WORK INSTRUCTION: Every line below that contains "output" is to be copied.

[Document content entries]

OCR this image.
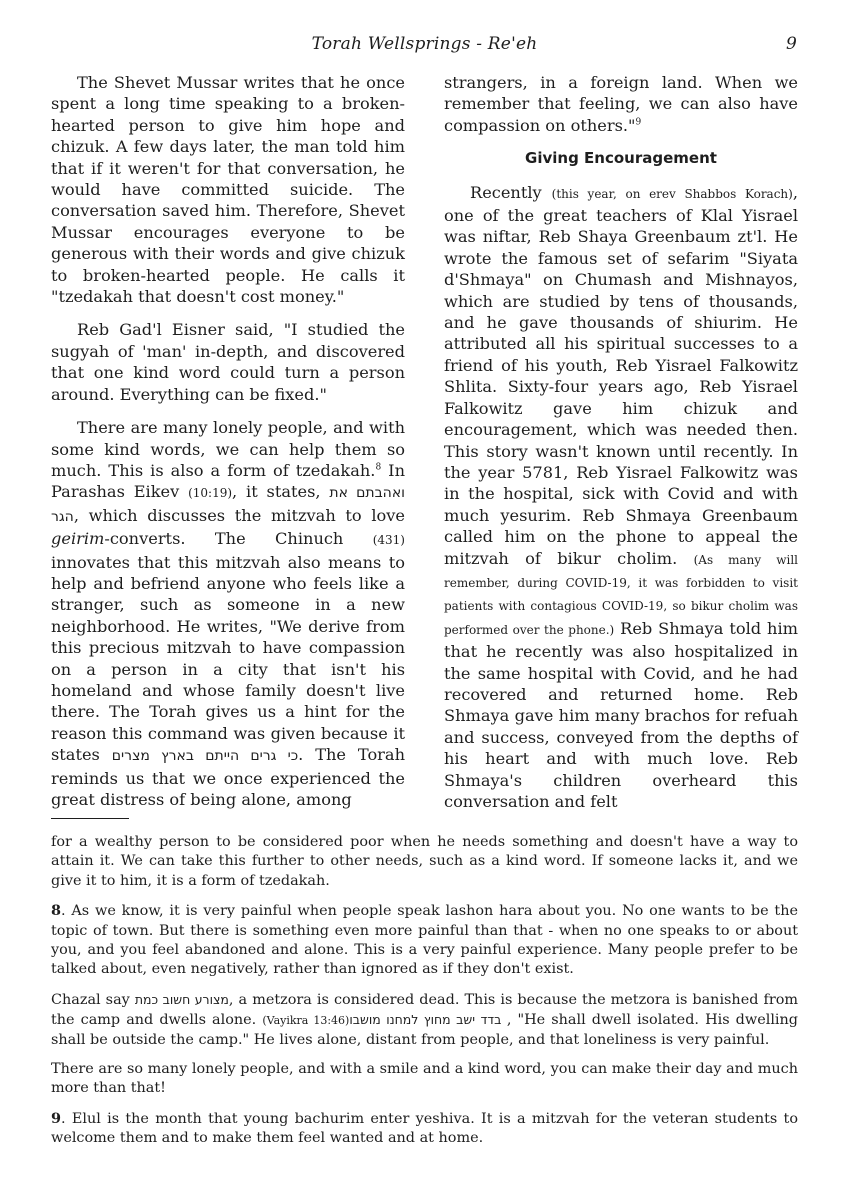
Torah Wellsprings - Re'eh	9

The Shevet Mussar writes that he once spent a long time speaking to a broken-hearted person to give him hope and chizuk. A few days later, the man told him that if it weren't for that conversation, he would have committed suicide. The conversation saved him. Therefore, Shevet Mussar encourages everyone to be generous with their words and give chizuk to broken-hearted people. He calls it "tzedakah that doesn't cost money."

Reb Gad'l Eisner said, "I studied the sugyah of 'man' in-depth, and discovered that one kind word could turn a person around. Everything can be fixed."

There are many lonely people, and with some kind words, we can help them so much. This is also a form of tzedakah.$^8$ In Parashas Eikev (10:19), it states, ואהבתם את הגר, which discusses the mitzvah to love geirim-converts. The Chinuch (431) innovates that this mitzvah also means to help and befriend anyone who feels like a stranger, such as someone in a new neighborhood. He writes, "We derive from this precious mitzvah to have compassion on a person in a city that isn't his homeland and whose family doesn't live there. The Torah gives us a hint for the reason this command was given because it states כי גרים הייתם בארץ מצרים. The Torah reminds us that we once experienced the great distress of being alone, among

strangers, in a foreign land. When we remember that feeling, we can also have compassion on others."$^9$

Giving Encouragement

Recently (this year, on erev Shabbos Korach), one of the great teachers of Klal Yisrael was niftar, Reb Shaya Greenbaum zt'l. He wrote the famous set of sefarim "Siyata d'Shmaya" on Chumash and Mishnayos, which are studied by tens of thousands, and he gave thousands of shiurim. He attributed all his spiritual successes to a friend of his youth, Reb Yisrael Falkowitz Shlita. Sixty-four years ago, Reb Yisrael Falkowitz gave him chizuk and encouragement, which was needed then. This story wasn't known until recently. In the year 5781, Reb Yisrael Falkowitz was in the hospital, sick with Covid and with much yesurim. Reb Shmaya Greenbaum called him on the phone to appeal the mitzvah of bikur cholim. (As many will remember, during COVID-19, it was forbidden to visit patients with contagious COVID-19, so bikur cholim was performed over the phone.) Reb Shmaya told him that he recently was also hospitalized in the same hospital with Covid, and he had recovered and returned home. Reb Shmaya gave him many brachos for refuah and success, conveyed from the depths of his heart and with much love. Reb Shmaya's children overheard this conversation and felt

for a wealthy person to be considered poor when he needs something and doesn't have a way to attain it. We can take this further to other needs, such as a kind word. If someone lacks it, and we give it to him, it is a form of tzedakah.

8. As we know, it is very painful when people speak lashon hara about you. No one wants to be the topic of town. But there is something even more painful than that - when no one speaks to or about you, and you feel abandoned and alone. This is a very painful experience. Many people prefer to be talked about, even negatively, rather than ignored as if they don't exist.

Chazal say מצורע חשוב כמת, a metzora is considered dead. This is because the metzora is banished from the camp and dwells alone. (Vayikra 13:46) בדד ישב מחוץ למחנו מושבו, "He shall dwell isolated. His dwelling shall be outside the camp." He lives alone, distant from people, and that loneliness is very painful.

There are so many lonely people, and with a smile and a kind word, you can make their day and much more than that!

9. Elul is the month that young bachurim enter yeshiva. It is a mitzvah for the veteran students to welcome them and to make them feel wanted and at home.
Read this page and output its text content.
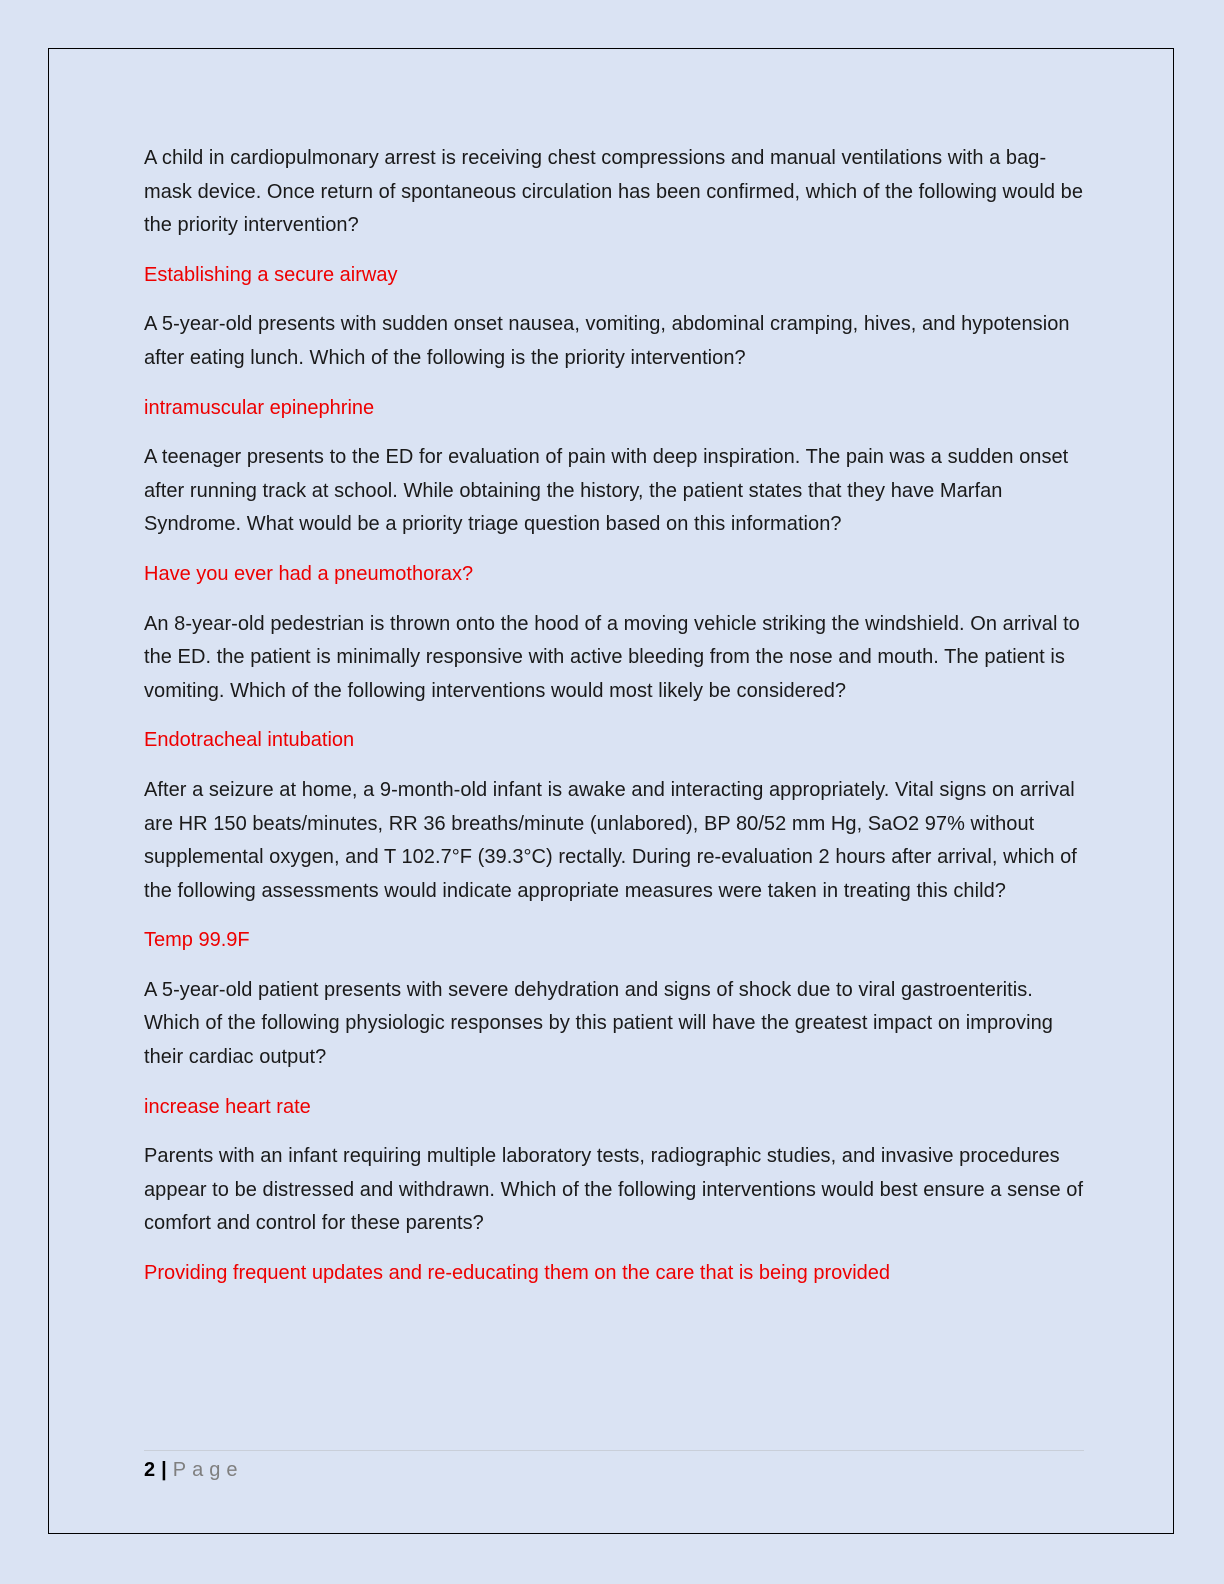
A child in cardiopulmonary arrest is receiving chest compressions and manual ventilations with a bag-mask device. Once return of spontaneous circulation has been confirmed, which of the following would be the priority intervention?

Establishing a secure airway

A 5-year-old presents with sudden onset nausea, vomiting, abdominal cramping, hives, and hypotension after eating lunch. Which of the following is the priority intervention?

intramuscular epinephrine

A teenager presents to the ED for evaluation of pain with deep inspiration. The pain was a sudden onset after running track at school. While obtaining the history, the patient states that they have Marfan Syndrome. What would be a priority triage question based on this information?

Have you ever had a pneumothorax?

An 8-year-old pedestrian is thrown onto the hood of a moving vehicle striking the windshield. On arrival to the ED. the patient is minimally responsive with active bleeding from the nose and mouth. The patient is vomiting. Which of the following interventions would most likely be considered?

Endotracheal intubation

After a seizure at home, a 9-month-old infant is awake and interacting appropriately. Vital signs on arrival are HR 150 beats/minutes, RR 36 breaths/minute (unlabored), BP 80/52 mm Hg, SaO2 97% without supplemental oxygen, and T 102.7°F (39.3°C) rectally. During re-evaluation 2 hours after arrival, which of the following assessments would indicate appropriate measures were taken in treating this child?

Temp 99.9F

A 5-year-old patient presents with severe dehydration and signs of shock due to viral gastroenteritis. Which of the following physiologic responses by this patient will have the greatest impact on improving their cardiac output?

increase heart rate

Parents with an infant requiring multiple laboratory tests, radiographic studies, and invasive procedures appear to be distressed and withdrawn. Which of the following interventions would best ensure a sense of comfort and control for these parents?

Providing frequent updates and re-educating them on the care that is being provided

2 | Page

ANSWER TO THIS TASK:
Read this page and output its text content.
A 5-year-old patient presents with severe dehydration and signs of shock due to viral gastroenteritis. Which of the following physiologic responses by this patient will have the greatest impact on improving their cardiac output?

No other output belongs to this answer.